----- SELECTED PASSAGE -----

However, there’s a small technical catch in our case: the environment (the actual Atari game) doesn’t return grayscale, 84x84 images but raw screen-size color ones. The transforms we appended to the environment make sure that the images can be read by the model. We can see that, from the training perspective, the boundary between environment and model is blurry, but at execution time things are much clearer: the model should take care of transforming the input data (images) to the format that can be processed by our CNN.
Here again, the magic of tensordict will unblock us: it happens that most of local (non-recursive) TorchRL’s
transforms can be used both as environment transforms or preprocessing blocks within a Module
instance. Let’s see how we can prepend them to our policy:
policy_transform = TensorDictSequential(
env.transform[
:-1
], # the last transform is a step counter which we don't need for preproc
policy_explore.requires_grad_(
False
), # Using the explorative version of the policy for didactic purposes, see below.
)
We create a fake input, and pass it to export() with the policy. This will give a “raw” python
function that will read our input tensor and output an action without any reference to TorchRL or tensordict modules.
A good practice is to call select_out_keys() to let the model know that
we only want a certain set of outputs (in case the policy returns more than one tensor).
fake_td = env.base_env.fake_tensordict()
pixels = fake_td["pixels"]
with set_exploration_type("DETERMINISTIC"):
exported_policy = torch.export.export(
# Select only the "action" output key
policy_transform.select_out_keys("action"),
args=(),
kwargs={"pixels": pixels},
strict=False,
)

-----

- BRIEF A
Reproduce, line for line, everything in the records from the first line down to the line containing "x-tick-label: 인공수정 xyxy=(238,306,290,322)", both ends included.

----- DATA TO USE -----

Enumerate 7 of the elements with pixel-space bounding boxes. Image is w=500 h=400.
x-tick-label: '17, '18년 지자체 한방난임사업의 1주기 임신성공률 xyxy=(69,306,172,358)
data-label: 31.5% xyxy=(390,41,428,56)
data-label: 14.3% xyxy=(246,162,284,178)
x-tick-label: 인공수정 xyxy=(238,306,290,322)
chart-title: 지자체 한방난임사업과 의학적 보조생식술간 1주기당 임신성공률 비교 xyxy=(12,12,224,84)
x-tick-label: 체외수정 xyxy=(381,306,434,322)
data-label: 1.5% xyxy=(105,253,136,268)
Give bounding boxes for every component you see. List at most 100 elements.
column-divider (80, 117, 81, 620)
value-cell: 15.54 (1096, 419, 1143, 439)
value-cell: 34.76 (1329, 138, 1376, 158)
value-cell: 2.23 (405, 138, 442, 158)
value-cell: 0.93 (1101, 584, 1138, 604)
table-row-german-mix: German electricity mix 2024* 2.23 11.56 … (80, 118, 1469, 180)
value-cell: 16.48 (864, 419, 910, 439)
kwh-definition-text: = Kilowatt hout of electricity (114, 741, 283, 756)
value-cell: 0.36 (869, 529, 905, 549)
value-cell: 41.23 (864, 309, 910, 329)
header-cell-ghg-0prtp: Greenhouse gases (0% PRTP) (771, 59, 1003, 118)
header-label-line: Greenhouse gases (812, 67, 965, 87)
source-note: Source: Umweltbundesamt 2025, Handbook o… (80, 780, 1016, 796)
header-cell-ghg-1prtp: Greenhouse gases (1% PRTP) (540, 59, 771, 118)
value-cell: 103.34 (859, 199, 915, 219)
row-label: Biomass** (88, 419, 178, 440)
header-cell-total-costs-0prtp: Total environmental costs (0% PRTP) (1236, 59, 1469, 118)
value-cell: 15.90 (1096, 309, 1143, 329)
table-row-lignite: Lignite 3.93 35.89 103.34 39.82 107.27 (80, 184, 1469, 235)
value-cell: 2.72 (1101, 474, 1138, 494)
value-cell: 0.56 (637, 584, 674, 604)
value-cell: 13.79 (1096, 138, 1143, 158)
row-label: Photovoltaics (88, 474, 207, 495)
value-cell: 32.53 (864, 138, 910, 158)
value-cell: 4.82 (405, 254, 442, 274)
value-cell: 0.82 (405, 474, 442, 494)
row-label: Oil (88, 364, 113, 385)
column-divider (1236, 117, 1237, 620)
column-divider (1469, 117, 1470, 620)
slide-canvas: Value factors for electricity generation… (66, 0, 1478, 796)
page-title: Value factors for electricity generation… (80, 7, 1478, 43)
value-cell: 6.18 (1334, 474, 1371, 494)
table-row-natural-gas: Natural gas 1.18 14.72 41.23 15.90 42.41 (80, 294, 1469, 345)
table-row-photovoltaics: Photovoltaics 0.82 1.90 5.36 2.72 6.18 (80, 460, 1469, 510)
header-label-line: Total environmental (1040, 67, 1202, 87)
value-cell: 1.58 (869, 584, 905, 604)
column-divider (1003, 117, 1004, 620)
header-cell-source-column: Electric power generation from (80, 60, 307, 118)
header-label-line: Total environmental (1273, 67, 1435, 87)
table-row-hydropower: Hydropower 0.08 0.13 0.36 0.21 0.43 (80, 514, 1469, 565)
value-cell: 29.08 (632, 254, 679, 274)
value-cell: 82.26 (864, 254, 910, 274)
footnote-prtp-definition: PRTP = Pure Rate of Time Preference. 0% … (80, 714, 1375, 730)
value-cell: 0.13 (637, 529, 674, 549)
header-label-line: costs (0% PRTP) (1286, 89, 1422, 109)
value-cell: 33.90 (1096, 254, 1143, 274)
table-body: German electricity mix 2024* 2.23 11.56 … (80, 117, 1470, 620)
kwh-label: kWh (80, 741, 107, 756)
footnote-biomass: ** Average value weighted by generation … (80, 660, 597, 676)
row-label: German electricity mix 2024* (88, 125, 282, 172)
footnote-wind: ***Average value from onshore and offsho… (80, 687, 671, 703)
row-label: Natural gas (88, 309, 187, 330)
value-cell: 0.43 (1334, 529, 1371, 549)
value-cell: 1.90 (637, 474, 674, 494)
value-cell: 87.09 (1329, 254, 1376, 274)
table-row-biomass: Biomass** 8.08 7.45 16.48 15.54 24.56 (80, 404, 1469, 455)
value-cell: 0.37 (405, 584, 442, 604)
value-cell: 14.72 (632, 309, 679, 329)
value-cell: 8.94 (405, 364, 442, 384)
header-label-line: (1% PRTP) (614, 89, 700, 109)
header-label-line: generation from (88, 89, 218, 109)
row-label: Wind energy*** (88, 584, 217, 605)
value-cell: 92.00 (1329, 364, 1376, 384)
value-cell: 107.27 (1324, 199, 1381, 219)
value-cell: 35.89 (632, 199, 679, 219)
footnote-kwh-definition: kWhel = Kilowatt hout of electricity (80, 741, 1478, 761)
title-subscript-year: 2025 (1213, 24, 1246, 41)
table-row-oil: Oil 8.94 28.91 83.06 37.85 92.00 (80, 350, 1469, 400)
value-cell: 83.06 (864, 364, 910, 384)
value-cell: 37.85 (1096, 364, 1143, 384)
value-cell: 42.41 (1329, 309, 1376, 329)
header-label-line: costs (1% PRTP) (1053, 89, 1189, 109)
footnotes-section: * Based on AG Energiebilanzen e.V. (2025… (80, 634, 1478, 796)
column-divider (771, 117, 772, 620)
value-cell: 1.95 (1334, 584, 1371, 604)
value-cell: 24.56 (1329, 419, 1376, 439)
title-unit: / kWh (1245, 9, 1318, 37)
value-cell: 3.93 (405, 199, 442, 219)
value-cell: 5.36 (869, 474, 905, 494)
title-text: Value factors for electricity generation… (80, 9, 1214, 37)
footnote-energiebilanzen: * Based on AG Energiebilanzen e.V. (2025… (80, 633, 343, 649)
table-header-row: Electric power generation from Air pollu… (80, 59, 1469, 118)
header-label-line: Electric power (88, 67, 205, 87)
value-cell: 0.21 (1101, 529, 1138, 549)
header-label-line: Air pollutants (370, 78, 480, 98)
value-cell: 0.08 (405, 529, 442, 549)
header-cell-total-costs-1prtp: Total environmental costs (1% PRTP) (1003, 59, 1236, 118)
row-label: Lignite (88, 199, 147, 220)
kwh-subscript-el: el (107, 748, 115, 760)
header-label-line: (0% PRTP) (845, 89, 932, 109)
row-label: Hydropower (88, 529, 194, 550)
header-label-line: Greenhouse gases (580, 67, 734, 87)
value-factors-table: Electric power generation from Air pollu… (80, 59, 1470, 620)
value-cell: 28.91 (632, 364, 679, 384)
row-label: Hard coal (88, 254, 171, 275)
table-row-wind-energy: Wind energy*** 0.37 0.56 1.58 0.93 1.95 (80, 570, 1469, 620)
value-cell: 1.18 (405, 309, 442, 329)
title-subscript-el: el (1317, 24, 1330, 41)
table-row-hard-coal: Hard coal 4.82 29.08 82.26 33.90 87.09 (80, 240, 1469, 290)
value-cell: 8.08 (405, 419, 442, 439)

-----

- BRIEF B
In the passage on exporting the policy, do these statements agree with it? (i) The Atari game returns grayscale 84x84 images. (ii) The final environment transform is a step counter. (iii) The function produced by export() still refers to TorchRL modules.

- WRITTEN RESPONSE A
Enumerate 7 of the elements with pixel-space bounding boxes. Image is w=500 h=400.
x-tick-label: '17, '18년 지자체 한방난임사업의 1주기 임신성공률 xyxy=(69,306,172,358)
data-label: 31.5% xyxy=(390,41,428,56)
data-label: 14.3% xyxy=(246,162,284,178)
x-tick-label: 인공수정 xyxy=(238,306,290,322)

- WRITTEN RESPONSE B
(i) No: "the environment (the actual Atari game) doesn’t return grayscale, 84x84 images but raw screen-size color ones"
(ii) Yes: "the last transform is a step counter which we don't need for preproc"
(iii) No: "output an action without any reference to TorchRL or tensordict modules"